WRITTEN TASK - From the entries below, copy every line holding the word "maakt".

TASK DATA -
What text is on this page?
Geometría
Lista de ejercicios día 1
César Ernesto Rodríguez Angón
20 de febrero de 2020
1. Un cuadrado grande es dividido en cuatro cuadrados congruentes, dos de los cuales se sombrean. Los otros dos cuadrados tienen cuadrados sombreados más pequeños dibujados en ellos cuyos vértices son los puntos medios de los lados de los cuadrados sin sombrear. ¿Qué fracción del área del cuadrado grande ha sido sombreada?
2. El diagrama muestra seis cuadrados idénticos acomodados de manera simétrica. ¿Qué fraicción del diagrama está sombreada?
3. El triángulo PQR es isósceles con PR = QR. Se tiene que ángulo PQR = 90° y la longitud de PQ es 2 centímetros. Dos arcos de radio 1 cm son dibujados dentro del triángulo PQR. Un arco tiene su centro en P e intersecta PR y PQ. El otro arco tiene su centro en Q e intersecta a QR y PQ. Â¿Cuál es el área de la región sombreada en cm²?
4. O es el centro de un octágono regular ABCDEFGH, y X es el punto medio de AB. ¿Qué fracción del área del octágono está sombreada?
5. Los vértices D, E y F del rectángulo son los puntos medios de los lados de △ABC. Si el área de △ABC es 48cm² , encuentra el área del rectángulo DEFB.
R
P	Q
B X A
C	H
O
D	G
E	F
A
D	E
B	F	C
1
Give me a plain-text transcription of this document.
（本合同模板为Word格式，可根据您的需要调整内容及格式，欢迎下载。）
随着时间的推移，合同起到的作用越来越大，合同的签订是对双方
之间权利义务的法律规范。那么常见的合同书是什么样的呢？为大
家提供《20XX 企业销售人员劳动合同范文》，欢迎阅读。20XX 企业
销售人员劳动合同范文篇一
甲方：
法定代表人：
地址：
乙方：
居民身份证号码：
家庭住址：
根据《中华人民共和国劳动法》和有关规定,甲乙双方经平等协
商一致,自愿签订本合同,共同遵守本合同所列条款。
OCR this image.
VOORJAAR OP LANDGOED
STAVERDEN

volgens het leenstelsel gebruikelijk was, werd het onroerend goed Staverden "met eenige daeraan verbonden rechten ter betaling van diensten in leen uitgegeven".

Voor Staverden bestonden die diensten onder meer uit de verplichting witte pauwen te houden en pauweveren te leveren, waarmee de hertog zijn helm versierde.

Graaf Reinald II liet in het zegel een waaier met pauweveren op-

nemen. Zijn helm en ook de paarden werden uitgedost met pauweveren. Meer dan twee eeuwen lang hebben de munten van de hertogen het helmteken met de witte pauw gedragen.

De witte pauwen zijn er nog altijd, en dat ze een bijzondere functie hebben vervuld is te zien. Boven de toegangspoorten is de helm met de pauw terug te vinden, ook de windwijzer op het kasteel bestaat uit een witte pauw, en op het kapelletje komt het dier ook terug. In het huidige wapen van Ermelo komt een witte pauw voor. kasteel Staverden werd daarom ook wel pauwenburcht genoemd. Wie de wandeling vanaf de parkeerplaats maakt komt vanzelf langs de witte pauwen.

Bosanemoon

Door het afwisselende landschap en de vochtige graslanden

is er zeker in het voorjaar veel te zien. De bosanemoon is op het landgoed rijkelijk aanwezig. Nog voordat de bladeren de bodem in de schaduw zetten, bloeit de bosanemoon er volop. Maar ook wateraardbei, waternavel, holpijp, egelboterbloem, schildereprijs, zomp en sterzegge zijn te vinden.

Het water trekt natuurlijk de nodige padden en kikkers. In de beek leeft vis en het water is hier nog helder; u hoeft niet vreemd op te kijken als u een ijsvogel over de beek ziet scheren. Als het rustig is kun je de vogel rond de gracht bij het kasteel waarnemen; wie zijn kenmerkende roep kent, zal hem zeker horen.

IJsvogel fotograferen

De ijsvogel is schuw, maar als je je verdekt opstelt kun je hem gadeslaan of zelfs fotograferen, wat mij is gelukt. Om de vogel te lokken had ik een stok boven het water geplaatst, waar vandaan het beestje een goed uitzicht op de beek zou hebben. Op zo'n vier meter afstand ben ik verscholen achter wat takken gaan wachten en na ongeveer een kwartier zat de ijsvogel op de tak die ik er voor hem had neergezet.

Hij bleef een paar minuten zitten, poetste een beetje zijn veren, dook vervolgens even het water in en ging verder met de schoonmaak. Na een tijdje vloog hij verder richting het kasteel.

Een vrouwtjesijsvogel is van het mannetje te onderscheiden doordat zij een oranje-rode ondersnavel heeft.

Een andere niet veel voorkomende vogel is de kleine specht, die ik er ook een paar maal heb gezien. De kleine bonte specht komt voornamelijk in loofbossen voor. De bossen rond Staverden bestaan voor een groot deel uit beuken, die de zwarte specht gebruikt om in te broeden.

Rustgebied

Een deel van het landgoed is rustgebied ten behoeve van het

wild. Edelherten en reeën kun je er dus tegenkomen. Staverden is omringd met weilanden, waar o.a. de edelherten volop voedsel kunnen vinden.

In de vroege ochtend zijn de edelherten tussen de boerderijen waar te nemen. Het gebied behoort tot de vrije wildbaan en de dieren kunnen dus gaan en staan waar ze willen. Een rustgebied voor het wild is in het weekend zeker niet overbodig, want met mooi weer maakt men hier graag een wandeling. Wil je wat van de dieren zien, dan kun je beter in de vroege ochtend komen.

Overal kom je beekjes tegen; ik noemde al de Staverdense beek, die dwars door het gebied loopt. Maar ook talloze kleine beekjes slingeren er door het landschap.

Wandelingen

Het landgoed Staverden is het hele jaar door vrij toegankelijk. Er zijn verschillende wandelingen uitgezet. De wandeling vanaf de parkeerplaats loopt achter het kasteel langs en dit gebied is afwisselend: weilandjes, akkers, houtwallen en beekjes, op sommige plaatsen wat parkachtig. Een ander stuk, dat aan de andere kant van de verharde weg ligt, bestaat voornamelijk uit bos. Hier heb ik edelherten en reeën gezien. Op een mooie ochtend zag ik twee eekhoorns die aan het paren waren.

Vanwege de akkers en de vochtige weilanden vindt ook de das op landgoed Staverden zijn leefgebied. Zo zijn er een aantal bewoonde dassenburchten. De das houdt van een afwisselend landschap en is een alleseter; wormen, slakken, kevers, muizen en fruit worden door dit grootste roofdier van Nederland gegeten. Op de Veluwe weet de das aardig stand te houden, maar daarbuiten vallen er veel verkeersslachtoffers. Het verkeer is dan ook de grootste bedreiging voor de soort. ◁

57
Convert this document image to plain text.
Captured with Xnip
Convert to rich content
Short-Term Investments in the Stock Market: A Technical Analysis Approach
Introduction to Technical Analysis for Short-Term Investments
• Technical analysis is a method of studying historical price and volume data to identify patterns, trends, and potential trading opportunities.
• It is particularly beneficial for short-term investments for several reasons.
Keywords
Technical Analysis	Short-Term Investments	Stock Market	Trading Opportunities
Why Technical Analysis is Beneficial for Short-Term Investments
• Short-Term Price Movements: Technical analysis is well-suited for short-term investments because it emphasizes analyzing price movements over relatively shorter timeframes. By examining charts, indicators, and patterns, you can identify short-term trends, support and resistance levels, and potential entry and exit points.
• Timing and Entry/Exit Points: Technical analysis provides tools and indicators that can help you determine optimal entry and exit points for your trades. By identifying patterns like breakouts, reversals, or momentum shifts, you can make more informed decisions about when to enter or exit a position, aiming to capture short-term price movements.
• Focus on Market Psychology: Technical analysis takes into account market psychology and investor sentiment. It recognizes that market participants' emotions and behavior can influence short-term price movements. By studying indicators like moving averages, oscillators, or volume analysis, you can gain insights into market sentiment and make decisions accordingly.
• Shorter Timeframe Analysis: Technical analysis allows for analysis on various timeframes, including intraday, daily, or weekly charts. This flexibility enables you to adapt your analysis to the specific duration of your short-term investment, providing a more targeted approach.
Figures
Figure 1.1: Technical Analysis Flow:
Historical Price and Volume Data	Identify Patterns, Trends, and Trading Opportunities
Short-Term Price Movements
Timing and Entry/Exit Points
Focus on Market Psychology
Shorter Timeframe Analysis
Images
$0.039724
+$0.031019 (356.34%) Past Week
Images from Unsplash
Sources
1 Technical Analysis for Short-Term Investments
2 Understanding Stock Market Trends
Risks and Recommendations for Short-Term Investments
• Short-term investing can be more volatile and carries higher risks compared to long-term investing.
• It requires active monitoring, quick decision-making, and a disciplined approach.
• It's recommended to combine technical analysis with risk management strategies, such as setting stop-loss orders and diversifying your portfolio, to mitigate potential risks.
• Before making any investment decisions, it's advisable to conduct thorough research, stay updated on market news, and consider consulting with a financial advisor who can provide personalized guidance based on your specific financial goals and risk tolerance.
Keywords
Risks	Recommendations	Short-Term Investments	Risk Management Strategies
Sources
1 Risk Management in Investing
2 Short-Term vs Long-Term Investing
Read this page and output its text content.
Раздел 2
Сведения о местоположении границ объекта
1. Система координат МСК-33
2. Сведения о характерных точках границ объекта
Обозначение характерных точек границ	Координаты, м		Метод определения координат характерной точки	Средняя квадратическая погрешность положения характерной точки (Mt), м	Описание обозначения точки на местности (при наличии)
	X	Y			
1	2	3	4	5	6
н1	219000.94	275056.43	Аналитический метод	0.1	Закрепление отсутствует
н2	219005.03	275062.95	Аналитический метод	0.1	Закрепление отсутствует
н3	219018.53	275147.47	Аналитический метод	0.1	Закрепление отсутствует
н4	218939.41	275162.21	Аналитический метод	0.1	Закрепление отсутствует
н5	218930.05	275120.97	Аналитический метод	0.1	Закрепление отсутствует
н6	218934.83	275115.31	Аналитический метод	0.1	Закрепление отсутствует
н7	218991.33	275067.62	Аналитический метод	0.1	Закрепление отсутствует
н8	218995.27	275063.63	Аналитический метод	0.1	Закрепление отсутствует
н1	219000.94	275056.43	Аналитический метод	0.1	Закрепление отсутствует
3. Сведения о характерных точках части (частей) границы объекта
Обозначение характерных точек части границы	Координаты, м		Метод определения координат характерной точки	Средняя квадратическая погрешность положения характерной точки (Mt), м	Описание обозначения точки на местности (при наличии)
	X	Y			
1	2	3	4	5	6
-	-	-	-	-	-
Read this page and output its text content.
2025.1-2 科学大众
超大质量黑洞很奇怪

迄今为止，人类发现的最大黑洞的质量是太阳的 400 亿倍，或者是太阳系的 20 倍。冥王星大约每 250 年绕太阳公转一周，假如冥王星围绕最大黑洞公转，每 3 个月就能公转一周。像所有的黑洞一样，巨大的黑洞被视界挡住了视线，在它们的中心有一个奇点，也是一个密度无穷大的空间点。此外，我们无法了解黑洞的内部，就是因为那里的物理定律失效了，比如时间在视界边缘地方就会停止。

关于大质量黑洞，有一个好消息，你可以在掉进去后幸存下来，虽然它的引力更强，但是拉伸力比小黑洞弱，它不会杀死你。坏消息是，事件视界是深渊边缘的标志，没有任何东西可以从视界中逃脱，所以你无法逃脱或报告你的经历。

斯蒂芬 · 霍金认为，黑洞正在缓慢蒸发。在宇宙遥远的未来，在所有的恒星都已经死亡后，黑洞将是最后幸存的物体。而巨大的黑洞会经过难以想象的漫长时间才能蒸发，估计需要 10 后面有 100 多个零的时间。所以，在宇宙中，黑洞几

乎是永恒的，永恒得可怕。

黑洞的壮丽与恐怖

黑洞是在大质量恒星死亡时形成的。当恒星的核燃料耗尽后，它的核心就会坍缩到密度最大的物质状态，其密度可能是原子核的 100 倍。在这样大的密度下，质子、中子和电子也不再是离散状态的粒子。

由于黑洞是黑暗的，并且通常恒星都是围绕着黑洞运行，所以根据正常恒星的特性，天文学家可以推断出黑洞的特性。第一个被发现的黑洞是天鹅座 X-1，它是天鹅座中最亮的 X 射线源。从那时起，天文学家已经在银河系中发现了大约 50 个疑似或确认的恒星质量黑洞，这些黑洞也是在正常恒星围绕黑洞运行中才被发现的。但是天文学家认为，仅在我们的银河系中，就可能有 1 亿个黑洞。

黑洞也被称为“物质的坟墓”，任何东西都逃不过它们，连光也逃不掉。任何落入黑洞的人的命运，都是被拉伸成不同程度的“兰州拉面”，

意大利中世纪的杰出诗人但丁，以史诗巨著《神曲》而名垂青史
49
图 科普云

PROBLEM SOLUTION -
De witte pauwen zijn er nog altijd, en dat ze een bijzondere functie hebben vervuld is te zien. Boven de toegangspoorten is de helm met de pauw terug te vinden, ook de windwijzer op het kasteel bestaat uit een witte pauw, en op het kapelletje komt het dier ook terug. In het huidige wapen van Ermelo komt een witte pauw voor. kasteel Staverden werd daarom ook wel pauwenburcht genoemd. Wie de wandeling vanaf de parkeerplaats maakt komt vanzelf langs de witte pauwen.
In de vroege ochtend zijn de edelherten tussen de boerderijen waar te nemen. Het gebied behoort tot de vrije wildbaan en de dieren kunnen dus gaan en staan waar ze willen. Een rustgebied voor het wild is in het weekend zeker niet overbodig, want met mooi weer maakt men hier graag een wandeling. Wil je wat van de dieren zien, dan kun je beter in de vroege ochtend komen.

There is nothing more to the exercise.